= What to do =
Each entry should be quoted word for word, including every mark of punctuation.

################

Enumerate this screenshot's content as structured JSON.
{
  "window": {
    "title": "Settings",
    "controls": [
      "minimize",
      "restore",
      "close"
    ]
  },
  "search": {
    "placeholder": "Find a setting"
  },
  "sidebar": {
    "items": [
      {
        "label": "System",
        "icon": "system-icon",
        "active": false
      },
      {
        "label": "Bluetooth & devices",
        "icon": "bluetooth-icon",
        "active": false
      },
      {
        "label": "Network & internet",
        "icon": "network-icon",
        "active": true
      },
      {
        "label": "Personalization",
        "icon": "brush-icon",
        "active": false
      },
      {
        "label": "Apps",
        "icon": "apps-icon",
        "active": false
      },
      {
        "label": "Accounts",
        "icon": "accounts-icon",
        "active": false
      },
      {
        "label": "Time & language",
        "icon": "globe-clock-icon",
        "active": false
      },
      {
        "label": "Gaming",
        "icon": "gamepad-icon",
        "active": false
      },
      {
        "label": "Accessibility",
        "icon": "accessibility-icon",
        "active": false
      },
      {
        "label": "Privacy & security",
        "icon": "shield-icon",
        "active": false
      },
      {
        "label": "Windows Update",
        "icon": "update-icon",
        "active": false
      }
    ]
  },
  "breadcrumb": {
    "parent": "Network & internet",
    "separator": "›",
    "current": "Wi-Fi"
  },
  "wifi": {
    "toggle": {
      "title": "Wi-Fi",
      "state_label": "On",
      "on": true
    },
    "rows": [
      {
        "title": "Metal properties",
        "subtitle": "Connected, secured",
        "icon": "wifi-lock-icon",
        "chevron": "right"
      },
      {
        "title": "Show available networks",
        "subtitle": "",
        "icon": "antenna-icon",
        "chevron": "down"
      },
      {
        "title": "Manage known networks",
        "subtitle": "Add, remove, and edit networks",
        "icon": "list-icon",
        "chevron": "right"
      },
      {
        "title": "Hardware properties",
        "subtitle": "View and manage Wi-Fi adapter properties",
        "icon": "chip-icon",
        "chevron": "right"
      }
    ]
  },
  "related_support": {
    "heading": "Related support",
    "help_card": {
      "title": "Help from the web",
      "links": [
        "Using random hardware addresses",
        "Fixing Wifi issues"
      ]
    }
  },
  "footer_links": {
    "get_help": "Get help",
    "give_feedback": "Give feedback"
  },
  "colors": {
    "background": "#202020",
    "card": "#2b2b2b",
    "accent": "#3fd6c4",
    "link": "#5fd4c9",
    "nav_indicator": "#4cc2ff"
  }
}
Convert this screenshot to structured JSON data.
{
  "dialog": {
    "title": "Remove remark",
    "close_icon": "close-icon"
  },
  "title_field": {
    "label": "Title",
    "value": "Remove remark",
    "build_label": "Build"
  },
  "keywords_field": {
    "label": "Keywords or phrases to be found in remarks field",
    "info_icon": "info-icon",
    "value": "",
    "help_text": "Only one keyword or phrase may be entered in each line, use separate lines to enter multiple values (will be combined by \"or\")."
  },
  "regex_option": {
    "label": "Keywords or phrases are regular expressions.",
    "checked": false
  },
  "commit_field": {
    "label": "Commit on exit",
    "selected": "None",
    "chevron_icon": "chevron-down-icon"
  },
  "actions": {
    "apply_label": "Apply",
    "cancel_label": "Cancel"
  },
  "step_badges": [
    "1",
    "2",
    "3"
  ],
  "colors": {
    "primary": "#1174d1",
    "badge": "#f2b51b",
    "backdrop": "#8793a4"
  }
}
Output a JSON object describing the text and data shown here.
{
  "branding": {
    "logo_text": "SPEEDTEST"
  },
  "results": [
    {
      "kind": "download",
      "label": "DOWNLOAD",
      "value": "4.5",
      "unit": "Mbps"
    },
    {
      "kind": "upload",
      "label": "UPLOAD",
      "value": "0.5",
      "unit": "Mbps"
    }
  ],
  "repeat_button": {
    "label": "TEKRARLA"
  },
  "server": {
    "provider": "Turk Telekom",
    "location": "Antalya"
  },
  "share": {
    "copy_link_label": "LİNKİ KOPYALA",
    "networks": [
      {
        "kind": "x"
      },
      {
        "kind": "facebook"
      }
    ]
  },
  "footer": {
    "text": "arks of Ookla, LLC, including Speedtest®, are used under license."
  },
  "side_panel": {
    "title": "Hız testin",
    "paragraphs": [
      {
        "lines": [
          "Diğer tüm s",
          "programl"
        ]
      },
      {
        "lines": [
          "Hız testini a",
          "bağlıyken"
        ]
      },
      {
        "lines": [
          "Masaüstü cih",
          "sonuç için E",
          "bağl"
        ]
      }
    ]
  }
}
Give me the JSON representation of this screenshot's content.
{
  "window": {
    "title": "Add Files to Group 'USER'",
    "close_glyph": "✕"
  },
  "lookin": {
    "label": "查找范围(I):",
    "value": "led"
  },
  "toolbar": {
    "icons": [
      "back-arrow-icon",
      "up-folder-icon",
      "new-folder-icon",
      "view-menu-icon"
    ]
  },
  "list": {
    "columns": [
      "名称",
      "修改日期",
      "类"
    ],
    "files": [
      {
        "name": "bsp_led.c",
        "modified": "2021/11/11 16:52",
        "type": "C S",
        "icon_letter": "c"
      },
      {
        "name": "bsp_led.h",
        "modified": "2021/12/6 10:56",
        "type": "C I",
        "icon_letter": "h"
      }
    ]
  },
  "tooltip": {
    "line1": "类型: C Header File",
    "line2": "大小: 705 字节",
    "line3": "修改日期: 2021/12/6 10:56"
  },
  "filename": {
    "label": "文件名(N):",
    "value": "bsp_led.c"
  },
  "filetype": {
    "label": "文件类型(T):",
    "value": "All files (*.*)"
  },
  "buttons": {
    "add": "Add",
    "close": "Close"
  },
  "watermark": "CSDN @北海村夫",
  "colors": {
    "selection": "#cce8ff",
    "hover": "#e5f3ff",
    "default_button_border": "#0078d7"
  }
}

################

= Solution to this task =
Enumerate this screenshot's content as structured JSON.
{
  "window": {
    "title": "Settings",
    "controls": [
      "minimize",
      "restore",
      "close"
    ]
  },
  "search": {
    "placeholder": "Find a setting"
  },
  "sidebar": {
    "items": [
      {
        "label": "System",
        "icon": "system-icon",
        "active": false
      },
      {
        "label": "Bluetooth & devices",
        "icon": "bluetooth-icon",
        "active": false
      },
      {
        "label": "Network & internet",
        "icon": "network-icon",
        "active": true
      },
      {
        "label": "Personalization",
        "icon": "brush-icon",
        "active": false
      },
      {
        "label": "Apps",
        "icon": "apps-icon",
        "active": false
      },
      {
        "label": "Accounts",
        "icon": "accounts-icon",
        "active": false
      },
      {
        "label": "Time & language",
        "icon": "globe-clock-icon",
        "active": false
      },
      {
        "label": "Gaming",
        "icon": "gamepad-icon",
        "active": false
      },
      {
        "label": "Accessibility",
        "icon": "accessibility-icon",
        "active": false
      },
      {
        "label": "Privacy & security",
        "icon": "shield-icon",
        "active": false
      },
      {
        "label": "Windows Update",
        "icon": "update-icon",
        "active": false
      }
    ]
  },
  "breadcrumb": {
    "parent": "Network & internet",
    "separator": "›",
    "current": "Wi-Fi"
  },
  "wifi": {
    "toggle": {
      "title": "Wi-Fi",
      "state_label": "On",
      "on": true
    },
    "rows": [
      {
        "title": "Metal properties",
        "subtitle": "Connected, secured",
        "icon": "wifi-lock-icon",
        "chevron": "right"
      },
      {
        "title": "Show available networks",
        "subtitle": "",
        "icon": "antenna-icon",
        "chevron": "down"
      },
      {
        "title": "Manage known networks",
        "subtitle": "Add, remove, and edit networks",
        "icon": "list-icon",
        "chevron": "right"
      },
      {
        "title": "Hardware properties",
        "subtitle": "View and manage Wi-Fi adapter properties",
        "icon": "chip-icon",
        "chevron": "right"
      }
    ]
  },
  "related_support": {
    "heading": "Related support",
    "help_card": {
      "title": "Help from the web",
      "links": [
        "Using random hardware addresses",
        "Fixing Wifi issues"
      ]
    }
  },
  "footer_links": {
    "get_help": "Get help",
    "give_feedback": "Give feedback"
  },
  "colors": {
    "background": "#202020",
    "card": "#2b2b2b",
    "accent": "#3fd6c4",
    "link": "#5fd4c9",
    "nav_indicator": "#4cc2ff"
  }
}
Convert this screenshot to structured JSON data.
{
  "dialog": {
    "title": "Remove remark",
    "close_icon": "close-icon"
  },
  "title_field": {
    "label": "Title",
    "value": "Remove remark",
    "build_label": "Build"
  },
  "keywords_field": {
    "label": "Keywords or phrases to be found in remarks field",
    "info_icon": "info-icon",
    "value": "",
    "help_text": "Only one keyword or phrase may be entered in each line, use separate lines to enter multiple values (will be combined by \"or\")."
  },
  "regex_option": {
    "label": "Keywords or phrases are regular expressions.",
    "checked": false
  },
  "commit_field": {
    "label": "Commit on exit",
    "selected": "None",
    "chevron_icon": "chevron-down-icon"
  },
  "actions": {
    "apply_label": "Apply",
    "cancel_label": "Cancel"
  },
  "step_badges": [
    "1",
    "2",
    "3"
  ],
  "colors": {
    "primary": "#1174d1",
    "badge": "#f2b51b",
    "backdrop": "#8793a4"
  }
}
Output a JSON object describing the text and data shown here.
{
  "branding": {
    "logo_text": "SPEEDTEST"
  },
  "results": [
    {
      "kind": "download",
      "label": "DOWNLOAD",
      "value": "4.5",
      "unit": "Mbps"
    },
    {
      "kind": "upload",
      "label": "UPLOAD",
      "value": "0.5",
      "unit": "Mbps"
    }
  ],
  "repeat_button": {
    "label": "TEKRARLA"
  },
  "server": {
    "provider": "Turk Telekom",
    "location": "Antalya"
  },
  "share": {
    "copy_link_label": "LİNKİ KOPYALA",
    "networks": [
      {
        "kind": "x"
      },
      {
        "kind": "facebook"
      }
    ]
  },
  "footer": {
    "text": "arks of Ookla, LLC, including Speedtest®, are used under license."
  },
  "side_panel": {
    "title": "Hız testin",
    "paragraphs": [
      {
        "lines": [
          "Diğer tüm s",
          "programl"
        ]
      },
      {
        "lines": [
          "Hız testini a",
          "bağlıyken"
        ]
      },
      {
        "lines": [
          "Masaüstü cih",
          "sonuç için E",
          "bağl"
        ]
      }
    ]
  }
}
Give me the JSON representation of this screenshot's content.
{
  "window": {
    "title": "Add Files to Group 'USER'",
    "close_glyph": "✕"
  },
  "lookin": {
    "label": "查找范围(I):",
    "value": "led"
  },
  "toolbar": {
    "icons": [
      "back-arrow-icon",
      "up-folder-icon",
      "new-folder-icon",
      "view-menu-icon"
    ]
  },
  "list": {
    "columns": [
      "名称",
      "修改日期",
      "类"
    ],
    "files": [
      {
        "name": "bsp_led.c",
        "modified": "2021/11/11 16:52",
        "type": "C S",
        "icon_letter": "c"
      },
      {
        "name": "bsp_led.h",
        "modified": "2021/12/6 10:56",
        "type": "C I",
        "icon_letter": "h"
      }
    ]
  },
  "tooltip": {
    "line1": "类型: C Header File",
    "line2": "大小: 705 字节",
    "line3": "修改日期: 2021/12/6 10:56"
  },
  "filename": {
    "label": "文件名(N):",
    "value": "bsp_led.c"
  },
  "filetype": {
    "label": "文件类型(T):",
    "value": "All files (*.*)"
  },
  "buttons": {
    "add": "Add",
    "close": "Close"
  },
  "watermark": "CSDN @北海村夫",
  "colors": {
    "selection": "#cce8ff",
    "hover": "#e5f3ff",
    "default_button_border": "#0078d7"
  }
}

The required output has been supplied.